▶ WHAT YOU HAVE TO DO
Scan the records below. List lines holding "Yansıtma".

-- EXCERPTED RECORDS start --

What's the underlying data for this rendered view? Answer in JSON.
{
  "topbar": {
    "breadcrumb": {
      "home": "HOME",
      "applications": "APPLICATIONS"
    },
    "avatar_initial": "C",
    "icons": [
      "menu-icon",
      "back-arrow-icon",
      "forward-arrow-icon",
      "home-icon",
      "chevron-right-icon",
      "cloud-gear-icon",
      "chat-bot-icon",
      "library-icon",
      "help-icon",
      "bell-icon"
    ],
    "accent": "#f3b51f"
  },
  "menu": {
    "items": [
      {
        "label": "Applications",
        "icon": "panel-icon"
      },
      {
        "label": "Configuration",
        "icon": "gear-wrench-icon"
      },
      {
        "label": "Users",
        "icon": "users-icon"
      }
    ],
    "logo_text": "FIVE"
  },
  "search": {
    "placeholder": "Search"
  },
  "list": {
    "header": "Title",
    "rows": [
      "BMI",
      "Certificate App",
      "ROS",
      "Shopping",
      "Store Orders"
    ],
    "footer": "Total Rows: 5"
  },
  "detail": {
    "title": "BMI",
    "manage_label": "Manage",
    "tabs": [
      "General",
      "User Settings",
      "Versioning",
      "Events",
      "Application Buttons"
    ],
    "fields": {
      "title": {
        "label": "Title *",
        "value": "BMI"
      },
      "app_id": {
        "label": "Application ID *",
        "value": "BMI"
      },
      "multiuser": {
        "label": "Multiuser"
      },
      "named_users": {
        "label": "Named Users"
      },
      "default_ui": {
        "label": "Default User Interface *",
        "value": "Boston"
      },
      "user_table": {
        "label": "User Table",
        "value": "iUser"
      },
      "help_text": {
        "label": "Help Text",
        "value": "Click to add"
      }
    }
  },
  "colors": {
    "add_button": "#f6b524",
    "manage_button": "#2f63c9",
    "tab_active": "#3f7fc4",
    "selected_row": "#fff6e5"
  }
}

-- EXCERPTED RECORDS end --
-- EXCERPTED RECORDS start --

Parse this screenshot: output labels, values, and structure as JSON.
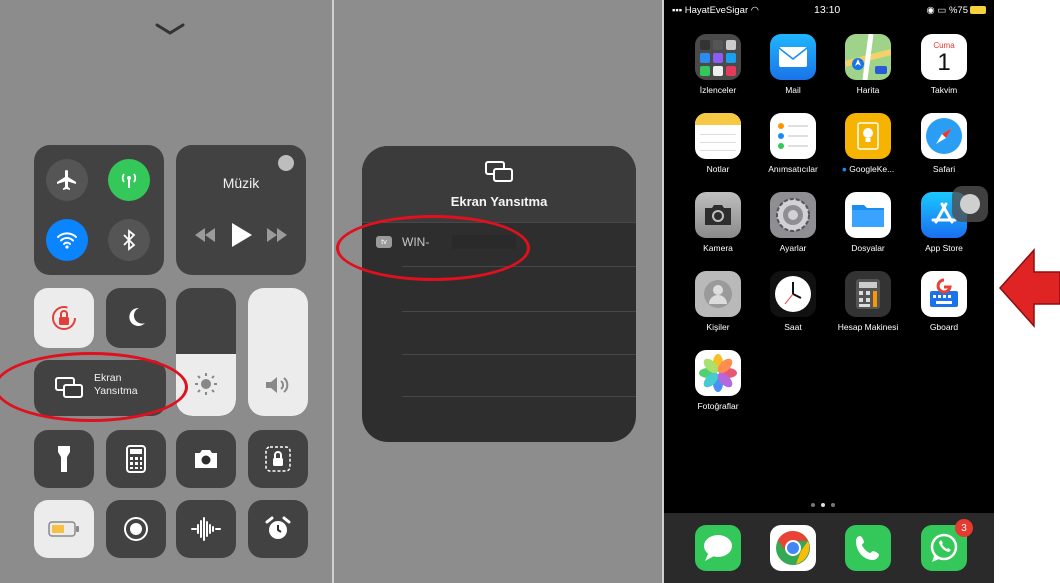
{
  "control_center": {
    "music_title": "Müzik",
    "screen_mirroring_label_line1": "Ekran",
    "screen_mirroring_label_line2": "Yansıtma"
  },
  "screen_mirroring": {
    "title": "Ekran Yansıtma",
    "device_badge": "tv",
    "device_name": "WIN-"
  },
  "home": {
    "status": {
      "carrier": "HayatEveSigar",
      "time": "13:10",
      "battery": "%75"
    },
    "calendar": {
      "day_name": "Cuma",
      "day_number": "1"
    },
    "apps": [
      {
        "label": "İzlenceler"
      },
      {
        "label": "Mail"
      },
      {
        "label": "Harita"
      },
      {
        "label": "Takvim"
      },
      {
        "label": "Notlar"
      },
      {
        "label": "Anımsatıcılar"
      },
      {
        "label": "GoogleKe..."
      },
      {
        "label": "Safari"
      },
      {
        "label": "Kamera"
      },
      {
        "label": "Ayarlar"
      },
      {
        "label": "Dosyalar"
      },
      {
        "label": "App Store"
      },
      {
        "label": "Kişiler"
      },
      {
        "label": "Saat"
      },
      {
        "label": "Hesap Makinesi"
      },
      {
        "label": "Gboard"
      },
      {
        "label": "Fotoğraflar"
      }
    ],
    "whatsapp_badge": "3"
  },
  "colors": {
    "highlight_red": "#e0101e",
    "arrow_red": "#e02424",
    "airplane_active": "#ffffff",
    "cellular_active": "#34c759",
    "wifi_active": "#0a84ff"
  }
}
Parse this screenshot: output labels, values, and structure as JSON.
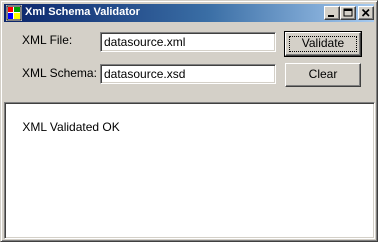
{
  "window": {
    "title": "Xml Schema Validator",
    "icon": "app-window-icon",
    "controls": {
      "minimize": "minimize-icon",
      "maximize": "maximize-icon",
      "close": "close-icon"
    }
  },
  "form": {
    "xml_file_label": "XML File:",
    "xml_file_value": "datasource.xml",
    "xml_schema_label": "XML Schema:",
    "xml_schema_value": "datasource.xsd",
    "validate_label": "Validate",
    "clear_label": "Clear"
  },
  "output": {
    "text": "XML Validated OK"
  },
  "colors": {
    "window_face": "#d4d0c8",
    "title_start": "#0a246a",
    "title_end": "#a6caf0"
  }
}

-- EXCERPTED RECORDS end --

▶ RESPONSE FOR THIS EXERCISE
    "screen_mirroring_label_line2": "Yansıtma"
    "title": "Ekran Yansıtma",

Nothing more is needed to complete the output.